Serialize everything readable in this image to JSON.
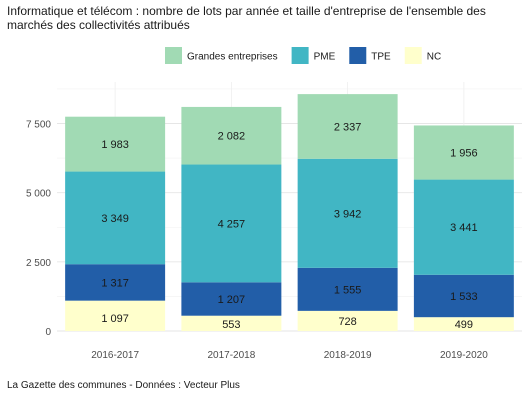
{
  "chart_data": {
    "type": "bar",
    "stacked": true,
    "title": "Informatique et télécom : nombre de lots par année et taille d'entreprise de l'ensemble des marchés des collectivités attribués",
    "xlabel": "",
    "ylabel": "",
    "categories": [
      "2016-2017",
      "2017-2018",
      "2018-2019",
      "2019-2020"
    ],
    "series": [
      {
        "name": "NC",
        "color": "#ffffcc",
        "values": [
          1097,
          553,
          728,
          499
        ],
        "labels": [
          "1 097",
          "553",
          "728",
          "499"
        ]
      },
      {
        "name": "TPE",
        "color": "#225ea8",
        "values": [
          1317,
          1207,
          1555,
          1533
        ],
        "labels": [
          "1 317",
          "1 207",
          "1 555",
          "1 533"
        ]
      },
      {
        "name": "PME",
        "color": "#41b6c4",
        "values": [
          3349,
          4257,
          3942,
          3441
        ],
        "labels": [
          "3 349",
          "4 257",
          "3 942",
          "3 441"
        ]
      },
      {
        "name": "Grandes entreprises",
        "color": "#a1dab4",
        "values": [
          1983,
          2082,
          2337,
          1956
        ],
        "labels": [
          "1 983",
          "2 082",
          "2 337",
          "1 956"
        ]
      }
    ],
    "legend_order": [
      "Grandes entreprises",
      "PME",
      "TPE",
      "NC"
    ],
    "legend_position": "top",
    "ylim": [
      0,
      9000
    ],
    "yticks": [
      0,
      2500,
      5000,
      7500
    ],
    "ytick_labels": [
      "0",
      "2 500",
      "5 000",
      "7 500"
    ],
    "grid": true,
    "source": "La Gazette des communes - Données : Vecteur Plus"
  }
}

+++++

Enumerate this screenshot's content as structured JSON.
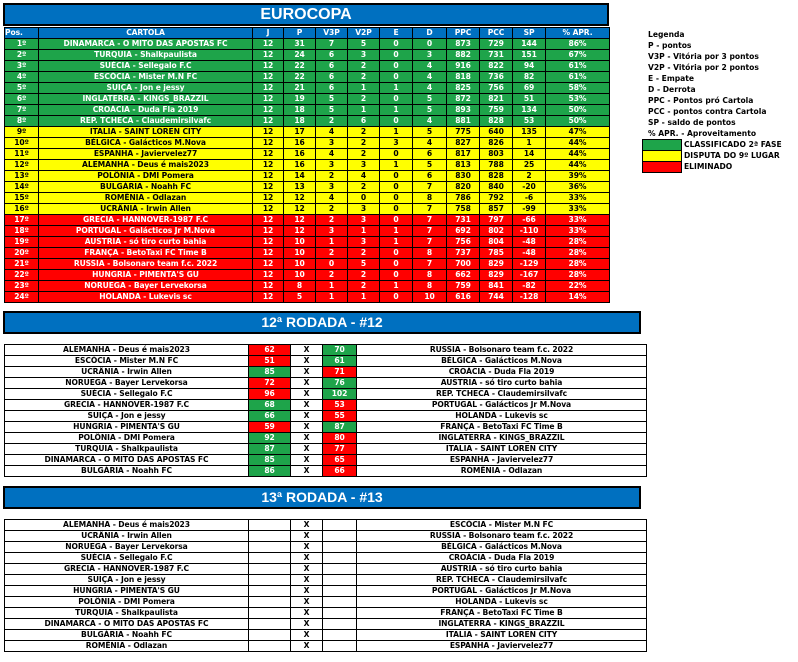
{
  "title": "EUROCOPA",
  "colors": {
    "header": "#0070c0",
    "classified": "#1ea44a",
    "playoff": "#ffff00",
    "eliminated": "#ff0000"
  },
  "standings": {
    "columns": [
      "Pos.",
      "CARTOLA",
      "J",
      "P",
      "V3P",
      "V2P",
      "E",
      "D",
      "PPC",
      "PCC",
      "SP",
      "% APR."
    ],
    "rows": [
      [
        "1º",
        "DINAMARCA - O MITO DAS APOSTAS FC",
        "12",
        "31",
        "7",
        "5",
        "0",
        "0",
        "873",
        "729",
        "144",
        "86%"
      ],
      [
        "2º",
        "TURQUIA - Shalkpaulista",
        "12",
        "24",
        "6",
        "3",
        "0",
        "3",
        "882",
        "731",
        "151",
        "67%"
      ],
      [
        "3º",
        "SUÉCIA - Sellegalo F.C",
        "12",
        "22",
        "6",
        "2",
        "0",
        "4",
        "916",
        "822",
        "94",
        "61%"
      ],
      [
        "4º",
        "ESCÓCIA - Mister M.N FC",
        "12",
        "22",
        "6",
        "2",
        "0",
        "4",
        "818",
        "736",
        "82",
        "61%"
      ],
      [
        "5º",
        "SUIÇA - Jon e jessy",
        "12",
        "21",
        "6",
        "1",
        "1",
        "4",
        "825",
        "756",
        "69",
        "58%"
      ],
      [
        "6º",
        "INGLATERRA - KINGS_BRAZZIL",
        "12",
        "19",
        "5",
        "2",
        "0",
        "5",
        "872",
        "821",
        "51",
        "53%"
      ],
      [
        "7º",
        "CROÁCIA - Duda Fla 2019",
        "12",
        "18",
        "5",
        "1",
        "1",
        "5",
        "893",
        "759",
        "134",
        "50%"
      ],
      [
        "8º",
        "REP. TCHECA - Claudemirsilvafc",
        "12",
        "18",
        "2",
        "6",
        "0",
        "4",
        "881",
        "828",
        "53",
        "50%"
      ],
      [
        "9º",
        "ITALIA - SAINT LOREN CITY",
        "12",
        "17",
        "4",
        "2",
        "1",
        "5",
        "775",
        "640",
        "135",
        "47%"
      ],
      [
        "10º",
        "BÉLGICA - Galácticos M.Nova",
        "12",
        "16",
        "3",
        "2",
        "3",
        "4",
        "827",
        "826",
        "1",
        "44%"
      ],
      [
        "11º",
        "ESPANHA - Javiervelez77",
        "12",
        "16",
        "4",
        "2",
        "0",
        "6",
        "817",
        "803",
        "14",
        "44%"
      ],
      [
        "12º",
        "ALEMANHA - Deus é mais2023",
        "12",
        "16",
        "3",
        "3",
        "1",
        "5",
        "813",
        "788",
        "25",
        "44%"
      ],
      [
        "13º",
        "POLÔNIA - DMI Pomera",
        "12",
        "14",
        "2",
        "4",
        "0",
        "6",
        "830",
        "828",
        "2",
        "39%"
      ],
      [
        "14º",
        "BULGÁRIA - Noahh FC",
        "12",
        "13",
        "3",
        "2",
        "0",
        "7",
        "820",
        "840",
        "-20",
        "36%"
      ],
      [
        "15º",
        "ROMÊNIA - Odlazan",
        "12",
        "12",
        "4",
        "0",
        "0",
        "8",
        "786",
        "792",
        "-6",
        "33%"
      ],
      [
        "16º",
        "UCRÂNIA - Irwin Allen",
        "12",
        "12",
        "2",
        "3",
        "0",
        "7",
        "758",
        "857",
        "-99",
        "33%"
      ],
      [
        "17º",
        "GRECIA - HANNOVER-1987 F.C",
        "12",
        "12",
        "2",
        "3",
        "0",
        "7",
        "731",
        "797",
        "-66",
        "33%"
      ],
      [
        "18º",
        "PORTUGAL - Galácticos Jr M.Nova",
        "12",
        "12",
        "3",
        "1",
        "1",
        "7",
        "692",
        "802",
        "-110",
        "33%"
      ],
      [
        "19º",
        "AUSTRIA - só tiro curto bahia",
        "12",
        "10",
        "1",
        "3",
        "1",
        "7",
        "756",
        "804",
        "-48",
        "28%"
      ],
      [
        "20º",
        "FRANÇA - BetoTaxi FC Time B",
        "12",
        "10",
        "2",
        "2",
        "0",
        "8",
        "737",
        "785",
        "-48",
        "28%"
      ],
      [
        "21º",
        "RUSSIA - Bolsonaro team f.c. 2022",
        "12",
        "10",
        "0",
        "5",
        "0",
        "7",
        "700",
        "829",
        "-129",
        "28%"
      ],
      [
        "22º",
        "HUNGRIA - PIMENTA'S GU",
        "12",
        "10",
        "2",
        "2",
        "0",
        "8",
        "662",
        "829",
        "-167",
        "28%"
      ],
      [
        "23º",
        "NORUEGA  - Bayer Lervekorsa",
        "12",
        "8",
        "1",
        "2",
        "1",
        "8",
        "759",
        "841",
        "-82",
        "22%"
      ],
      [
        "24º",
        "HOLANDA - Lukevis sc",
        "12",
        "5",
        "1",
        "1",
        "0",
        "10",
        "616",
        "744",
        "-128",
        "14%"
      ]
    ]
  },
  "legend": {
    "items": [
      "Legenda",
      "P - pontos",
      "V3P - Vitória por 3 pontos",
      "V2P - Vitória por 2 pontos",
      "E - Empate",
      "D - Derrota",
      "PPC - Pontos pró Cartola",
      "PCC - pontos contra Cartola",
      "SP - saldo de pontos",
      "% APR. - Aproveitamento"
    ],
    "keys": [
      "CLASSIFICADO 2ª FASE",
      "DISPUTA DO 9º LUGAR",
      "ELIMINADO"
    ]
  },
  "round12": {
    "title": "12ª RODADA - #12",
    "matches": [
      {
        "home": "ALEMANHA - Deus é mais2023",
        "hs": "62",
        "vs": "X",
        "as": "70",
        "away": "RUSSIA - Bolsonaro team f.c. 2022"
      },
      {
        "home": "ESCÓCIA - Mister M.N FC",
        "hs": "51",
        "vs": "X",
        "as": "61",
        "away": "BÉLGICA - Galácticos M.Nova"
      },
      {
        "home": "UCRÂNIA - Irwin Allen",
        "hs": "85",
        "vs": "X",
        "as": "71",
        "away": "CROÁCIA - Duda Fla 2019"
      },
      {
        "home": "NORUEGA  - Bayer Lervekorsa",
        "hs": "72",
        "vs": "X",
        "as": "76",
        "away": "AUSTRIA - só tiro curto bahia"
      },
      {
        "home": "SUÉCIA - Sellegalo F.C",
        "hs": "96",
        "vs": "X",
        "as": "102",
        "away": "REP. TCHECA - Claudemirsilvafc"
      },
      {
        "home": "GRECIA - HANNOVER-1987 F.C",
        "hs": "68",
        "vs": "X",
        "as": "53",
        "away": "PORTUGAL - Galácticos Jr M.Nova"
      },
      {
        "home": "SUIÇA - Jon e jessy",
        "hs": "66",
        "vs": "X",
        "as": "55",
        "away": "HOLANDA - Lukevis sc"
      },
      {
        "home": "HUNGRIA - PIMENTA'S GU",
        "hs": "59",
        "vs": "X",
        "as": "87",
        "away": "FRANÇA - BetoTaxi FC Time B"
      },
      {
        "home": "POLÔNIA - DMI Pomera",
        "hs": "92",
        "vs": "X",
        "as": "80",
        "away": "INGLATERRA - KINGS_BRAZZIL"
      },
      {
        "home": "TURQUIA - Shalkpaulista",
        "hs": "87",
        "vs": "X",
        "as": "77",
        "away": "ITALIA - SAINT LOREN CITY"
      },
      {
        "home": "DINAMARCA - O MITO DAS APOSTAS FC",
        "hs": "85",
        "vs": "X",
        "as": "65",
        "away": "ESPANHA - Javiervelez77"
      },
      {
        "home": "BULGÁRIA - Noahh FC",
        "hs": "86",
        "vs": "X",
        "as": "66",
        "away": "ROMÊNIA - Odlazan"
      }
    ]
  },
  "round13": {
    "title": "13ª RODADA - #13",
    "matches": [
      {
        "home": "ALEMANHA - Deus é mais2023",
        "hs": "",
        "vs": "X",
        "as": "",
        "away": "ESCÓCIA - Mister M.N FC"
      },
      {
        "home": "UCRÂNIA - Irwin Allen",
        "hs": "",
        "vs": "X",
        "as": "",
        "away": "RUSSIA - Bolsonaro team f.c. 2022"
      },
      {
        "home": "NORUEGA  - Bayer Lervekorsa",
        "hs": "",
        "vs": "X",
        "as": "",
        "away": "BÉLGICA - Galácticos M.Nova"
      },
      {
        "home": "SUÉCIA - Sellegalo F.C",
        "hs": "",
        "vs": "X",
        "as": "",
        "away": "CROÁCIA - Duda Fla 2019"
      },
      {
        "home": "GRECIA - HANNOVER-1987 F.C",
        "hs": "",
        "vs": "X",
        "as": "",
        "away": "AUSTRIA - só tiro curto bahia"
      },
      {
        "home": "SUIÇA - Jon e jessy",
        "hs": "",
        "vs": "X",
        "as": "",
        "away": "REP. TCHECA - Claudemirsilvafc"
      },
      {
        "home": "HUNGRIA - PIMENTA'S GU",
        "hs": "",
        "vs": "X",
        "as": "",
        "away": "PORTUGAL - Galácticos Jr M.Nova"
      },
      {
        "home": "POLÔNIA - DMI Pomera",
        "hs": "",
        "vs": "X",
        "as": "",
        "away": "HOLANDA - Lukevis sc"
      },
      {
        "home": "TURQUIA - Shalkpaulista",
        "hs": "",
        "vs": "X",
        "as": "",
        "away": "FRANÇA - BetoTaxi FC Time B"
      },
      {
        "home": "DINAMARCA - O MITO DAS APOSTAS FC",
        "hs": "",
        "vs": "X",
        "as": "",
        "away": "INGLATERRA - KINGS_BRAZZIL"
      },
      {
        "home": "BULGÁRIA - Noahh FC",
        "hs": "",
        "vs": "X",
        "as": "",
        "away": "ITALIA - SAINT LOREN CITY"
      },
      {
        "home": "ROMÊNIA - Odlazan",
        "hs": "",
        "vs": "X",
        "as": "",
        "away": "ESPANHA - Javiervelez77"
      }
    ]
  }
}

+++++

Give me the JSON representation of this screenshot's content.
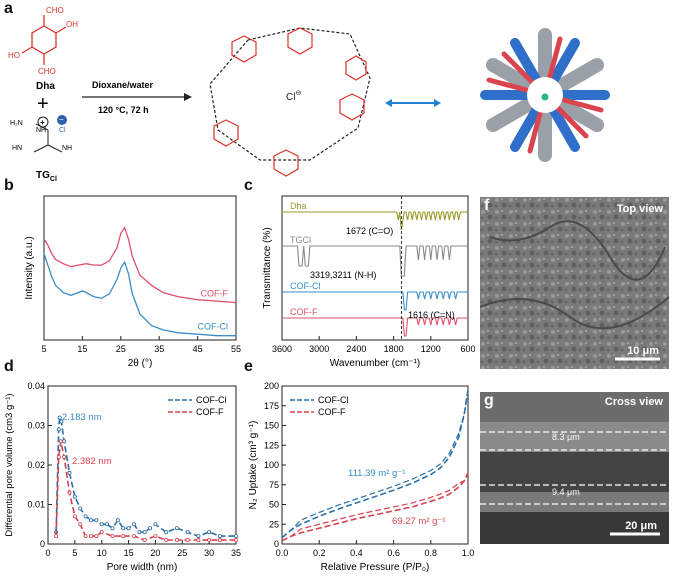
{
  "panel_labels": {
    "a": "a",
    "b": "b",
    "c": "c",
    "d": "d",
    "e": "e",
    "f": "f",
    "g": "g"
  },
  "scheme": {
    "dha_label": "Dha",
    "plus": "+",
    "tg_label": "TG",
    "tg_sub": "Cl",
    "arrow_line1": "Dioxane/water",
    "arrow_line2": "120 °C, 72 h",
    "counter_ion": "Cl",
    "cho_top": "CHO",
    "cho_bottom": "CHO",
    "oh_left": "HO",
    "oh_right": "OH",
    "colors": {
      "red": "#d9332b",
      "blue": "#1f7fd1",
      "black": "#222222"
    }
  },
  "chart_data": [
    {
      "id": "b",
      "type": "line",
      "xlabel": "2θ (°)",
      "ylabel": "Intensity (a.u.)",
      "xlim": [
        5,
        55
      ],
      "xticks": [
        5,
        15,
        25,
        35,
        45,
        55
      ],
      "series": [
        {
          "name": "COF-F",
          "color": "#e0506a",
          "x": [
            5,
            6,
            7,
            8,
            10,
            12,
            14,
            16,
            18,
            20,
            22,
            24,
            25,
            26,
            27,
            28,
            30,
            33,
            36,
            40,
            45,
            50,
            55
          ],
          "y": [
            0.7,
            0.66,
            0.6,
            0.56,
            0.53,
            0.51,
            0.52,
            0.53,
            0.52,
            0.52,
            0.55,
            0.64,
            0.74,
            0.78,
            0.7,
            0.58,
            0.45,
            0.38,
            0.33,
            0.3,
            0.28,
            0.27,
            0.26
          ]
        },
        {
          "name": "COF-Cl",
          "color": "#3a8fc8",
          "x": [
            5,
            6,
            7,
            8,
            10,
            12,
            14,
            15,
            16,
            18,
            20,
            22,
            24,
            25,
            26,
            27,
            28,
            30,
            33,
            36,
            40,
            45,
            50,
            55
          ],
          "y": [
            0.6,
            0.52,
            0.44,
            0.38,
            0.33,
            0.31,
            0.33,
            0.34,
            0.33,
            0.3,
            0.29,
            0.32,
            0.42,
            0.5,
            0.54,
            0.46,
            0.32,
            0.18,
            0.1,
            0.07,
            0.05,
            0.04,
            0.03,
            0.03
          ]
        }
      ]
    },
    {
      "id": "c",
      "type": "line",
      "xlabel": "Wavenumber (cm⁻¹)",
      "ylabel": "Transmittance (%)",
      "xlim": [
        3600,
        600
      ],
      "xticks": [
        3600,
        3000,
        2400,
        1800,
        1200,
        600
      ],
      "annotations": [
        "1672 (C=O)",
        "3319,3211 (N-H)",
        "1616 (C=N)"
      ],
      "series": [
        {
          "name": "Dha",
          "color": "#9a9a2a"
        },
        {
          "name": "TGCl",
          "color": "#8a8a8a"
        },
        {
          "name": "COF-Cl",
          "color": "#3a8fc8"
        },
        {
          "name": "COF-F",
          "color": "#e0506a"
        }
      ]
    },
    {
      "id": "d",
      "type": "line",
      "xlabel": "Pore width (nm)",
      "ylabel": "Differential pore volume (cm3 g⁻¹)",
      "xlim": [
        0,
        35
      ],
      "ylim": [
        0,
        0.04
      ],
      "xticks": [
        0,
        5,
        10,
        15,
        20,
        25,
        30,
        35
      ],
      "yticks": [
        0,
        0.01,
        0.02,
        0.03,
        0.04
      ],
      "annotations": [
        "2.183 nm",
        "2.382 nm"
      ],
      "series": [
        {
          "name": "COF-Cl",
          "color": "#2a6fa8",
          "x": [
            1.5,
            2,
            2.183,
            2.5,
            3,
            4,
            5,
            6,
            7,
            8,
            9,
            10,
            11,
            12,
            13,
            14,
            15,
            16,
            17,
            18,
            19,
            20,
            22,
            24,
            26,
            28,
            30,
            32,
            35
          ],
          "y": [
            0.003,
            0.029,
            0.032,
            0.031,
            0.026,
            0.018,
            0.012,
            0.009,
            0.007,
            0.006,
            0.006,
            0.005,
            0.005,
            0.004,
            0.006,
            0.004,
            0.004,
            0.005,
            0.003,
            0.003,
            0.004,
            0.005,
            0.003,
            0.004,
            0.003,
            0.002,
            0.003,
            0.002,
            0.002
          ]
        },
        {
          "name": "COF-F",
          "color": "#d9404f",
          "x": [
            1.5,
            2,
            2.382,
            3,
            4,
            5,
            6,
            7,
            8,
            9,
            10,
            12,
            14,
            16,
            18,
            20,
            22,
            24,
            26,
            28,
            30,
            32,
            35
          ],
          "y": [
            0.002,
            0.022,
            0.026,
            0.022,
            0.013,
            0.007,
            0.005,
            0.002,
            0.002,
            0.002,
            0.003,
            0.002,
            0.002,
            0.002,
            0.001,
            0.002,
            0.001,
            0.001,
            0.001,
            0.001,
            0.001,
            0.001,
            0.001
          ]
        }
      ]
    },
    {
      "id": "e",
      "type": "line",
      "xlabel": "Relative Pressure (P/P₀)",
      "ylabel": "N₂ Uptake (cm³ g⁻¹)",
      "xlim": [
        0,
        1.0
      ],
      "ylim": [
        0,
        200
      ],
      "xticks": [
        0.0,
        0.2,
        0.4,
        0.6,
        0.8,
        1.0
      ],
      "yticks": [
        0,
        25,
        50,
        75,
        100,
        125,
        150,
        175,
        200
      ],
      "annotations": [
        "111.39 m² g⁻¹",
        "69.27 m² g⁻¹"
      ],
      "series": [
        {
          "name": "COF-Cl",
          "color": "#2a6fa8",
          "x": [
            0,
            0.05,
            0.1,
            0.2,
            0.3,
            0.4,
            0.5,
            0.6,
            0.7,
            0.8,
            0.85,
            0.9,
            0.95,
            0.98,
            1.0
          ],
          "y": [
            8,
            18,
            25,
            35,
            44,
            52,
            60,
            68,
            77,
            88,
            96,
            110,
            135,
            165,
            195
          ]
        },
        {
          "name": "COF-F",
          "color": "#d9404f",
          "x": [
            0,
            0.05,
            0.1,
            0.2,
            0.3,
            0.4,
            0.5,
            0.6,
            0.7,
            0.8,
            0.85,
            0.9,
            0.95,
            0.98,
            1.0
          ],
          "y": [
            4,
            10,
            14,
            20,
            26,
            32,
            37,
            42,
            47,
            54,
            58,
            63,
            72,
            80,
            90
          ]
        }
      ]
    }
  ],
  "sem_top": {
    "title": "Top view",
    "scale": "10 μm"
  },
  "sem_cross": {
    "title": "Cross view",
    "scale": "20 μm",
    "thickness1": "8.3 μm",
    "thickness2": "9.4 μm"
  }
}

+++++

* _TASK TO CARRY OUT_: Search the preceding listing for the word "Odlazan" and pull out every line that holds it.

* _THE OUTPUT_:
        "ROMÊNIA - Odlazan",
        "away": "ROMÊNIA - Odlazan"
        "home": "ROMÊNIA - Odlazan",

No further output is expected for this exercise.